(Dataset records)
------------------------------------------------------------------------
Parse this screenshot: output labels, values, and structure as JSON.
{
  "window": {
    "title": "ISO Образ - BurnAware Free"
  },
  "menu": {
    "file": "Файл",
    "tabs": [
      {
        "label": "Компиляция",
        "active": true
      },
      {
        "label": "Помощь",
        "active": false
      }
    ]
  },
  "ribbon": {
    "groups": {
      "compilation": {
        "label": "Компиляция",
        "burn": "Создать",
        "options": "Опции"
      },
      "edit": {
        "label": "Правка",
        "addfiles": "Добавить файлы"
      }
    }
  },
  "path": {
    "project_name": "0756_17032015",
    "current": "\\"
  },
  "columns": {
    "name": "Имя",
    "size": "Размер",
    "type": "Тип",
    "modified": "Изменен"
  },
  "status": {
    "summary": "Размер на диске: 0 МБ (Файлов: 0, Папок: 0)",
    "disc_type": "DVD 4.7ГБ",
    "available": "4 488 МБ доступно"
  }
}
------------------------------------------------------------------------
**STATED TASK**
Search the listing for the string "Размер". Copy each line where it turns up.

**SOLUTION FOR THIS EXERCISE**
    "size": "Размер",
    "summary": "Размер на диске: 0 МБ (Файлов: 0, Папок: 0)",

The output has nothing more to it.